Dataset entries:
^^^^^^^^
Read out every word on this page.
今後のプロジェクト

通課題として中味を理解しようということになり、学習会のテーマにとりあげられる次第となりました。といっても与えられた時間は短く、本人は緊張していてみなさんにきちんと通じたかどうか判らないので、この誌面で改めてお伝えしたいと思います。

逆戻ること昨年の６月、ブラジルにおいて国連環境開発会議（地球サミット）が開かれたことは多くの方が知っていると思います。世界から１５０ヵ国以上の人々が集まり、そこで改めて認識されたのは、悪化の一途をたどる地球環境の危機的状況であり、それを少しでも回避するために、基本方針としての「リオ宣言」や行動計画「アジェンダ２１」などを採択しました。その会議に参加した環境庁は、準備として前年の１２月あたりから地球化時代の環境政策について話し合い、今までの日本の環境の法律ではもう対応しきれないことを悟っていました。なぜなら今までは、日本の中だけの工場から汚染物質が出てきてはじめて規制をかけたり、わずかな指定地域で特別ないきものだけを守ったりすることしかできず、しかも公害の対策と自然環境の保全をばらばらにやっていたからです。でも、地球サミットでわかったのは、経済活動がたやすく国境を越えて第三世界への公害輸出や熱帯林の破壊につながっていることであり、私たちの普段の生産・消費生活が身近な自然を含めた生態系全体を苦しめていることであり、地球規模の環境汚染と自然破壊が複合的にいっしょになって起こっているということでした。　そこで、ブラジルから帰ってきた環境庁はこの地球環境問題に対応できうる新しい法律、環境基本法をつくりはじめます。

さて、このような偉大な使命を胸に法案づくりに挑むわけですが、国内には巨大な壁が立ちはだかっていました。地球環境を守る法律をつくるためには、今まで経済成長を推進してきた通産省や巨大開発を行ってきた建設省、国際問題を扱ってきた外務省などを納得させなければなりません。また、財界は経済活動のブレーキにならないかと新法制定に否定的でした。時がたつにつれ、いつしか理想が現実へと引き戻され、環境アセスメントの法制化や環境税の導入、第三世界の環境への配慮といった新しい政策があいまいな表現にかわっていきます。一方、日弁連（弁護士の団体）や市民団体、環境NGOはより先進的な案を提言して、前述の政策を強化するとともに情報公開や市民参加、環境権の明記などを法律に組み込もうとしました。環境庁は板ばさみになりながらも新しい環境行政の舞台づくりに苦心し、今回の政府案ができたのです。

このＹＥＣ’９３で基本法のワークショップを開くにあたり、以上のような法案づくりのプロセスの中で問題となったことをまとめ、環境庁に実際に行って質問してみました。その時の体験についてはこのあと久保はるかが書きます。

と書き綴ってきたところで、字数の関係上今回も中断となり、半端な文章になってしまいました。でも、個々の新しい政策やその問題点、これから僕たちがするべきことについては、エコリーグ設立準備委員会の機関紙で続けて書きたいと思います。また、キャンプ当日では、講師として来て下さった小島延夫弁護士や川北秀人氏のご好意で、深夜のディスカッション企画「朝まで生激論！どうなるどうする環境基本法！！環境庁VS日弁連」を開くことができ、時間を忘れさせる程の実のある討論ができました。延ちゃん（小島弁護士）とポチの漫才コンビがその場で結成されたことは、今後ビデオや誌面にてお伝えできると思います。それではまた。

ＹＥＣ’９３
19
^^^^^^^^
### Instruction:
Quote the data above in full, changing nothing.

### Right answer:
Read out every word on this page.
今後のプロジェクト

通課題として中味を理解しようということになり、学習会のテーマにとりあげられる次第となりました。といっても与えられた時間は短く、本人は緊張していてみなさんにきちんと通じたかどうか判らないので、この誌面で改めてお伝えしたいと思います。

逆戻ること昨年の６月、ブラジルにおいて国連環境開発会議（地球サミット）が開かれたことは多くの方が知っていると思います。世界から１５０ヵ国以上の人々が集まり、そこで改めて認識されたのは、悪化の一途をたどる地球環境の危機的状況であり、それを少しでも回避するために、基本方針としての「リオ宣言」や行動計画「アジェンダ２１」などを採択しました。その会議に参加した環境庁は、準備として前年の１２月あたりから地球化時代の環境政策について話し合い、今までの日本の環境の法律ではもう対応しきれないことを悟っていました。なぜなら今までは、日本の中だけの工場から汚染物質が出てきてはじめて規制をかけたり、わずかな指定地域で特別ないきものだけを守ったりすることしかできず、しかも公害の対策と自然環境の保全をばらばらにやっていたからです。でも、地球サミットでわかったのは、経済活動がたやすく国境を越えて第三世界への公害輸出や熱帯林の破壊につながっていることであり、私たちの普段の生産・消費生活が身近な自然を含めた生態系全体を苦しめていることであり、地球規模の環境汚染と自然破壊が複合的にいっしょになって起こっているということでした。　そこで、ブラジルから帰ってきた環境庁はこの地球環境問題に対応できうる新しい法律、環境基本法をつくりはじめます。

さて、このような偉大な使命を胸に法案づくりに挑むわけですが、国内には巨大な壁が立ちはだかっていました。地球環境を守る法律をつくるためには、今まで経済成長を推進してきた通産省や巨大開発を行ってきた建設省、国際問題を扱ってきた外務省などを納得させなければなりません。また、財界は経済活動のブレーキにならないかと新法制定に否定的でした。時がたつにつれ、いつしか理想が現実へと引き戻され、環境アセスメントの法制化や環境税の導入、第三世界の環境への配慮といった新しい政策があいまいな表現にかわっていきます。一方、日弁連（弁護士の団体）や市民団体、環境NGOはより先進的な案を提言して、前述の政策を強化するとともに情報公開や市民参加、環境権の明記などを法律に組み込もうとしました。環境庁は板ばさみになりながらも新しい環境行政の舞台づくりに苦心し、今回の政府案ができたのです。

このＹＥＣ’９３で基本法のワークショップを開くにあたり、以上のような法案づくりのプロセスの中で問題となったことをまとめ、環境庁に実際に行って質問してみました。その時の体験についてはこのあと久保はるかが書きます。

と書き綴ってきたところで、字数の関係上今回も中断となり、半端な文章になってしまいました。でも、個々の新しい政策やその問題点、これから僕たちがするべきことについては、エコリーグ設立準備委員会の機関紙で続けて書きたいと思います。また、キャンプ当日では、講師として来て下さった小島延夫弁護士や川北秀人氏のご好意で、深夜のディスカッション企画「朝まで生激論！どうなるどうする環境基本法！！環境庁VS日弁連」を開くことができ、時間を忘れさせる程の実のある討論ができました。延ちゃん（小島弁護士）とポチの漫才コンビがその場で結成されたことは、今後ビデオや誌面にてお伝えできると思います。それではまた。

ＹＥＣ’９３
19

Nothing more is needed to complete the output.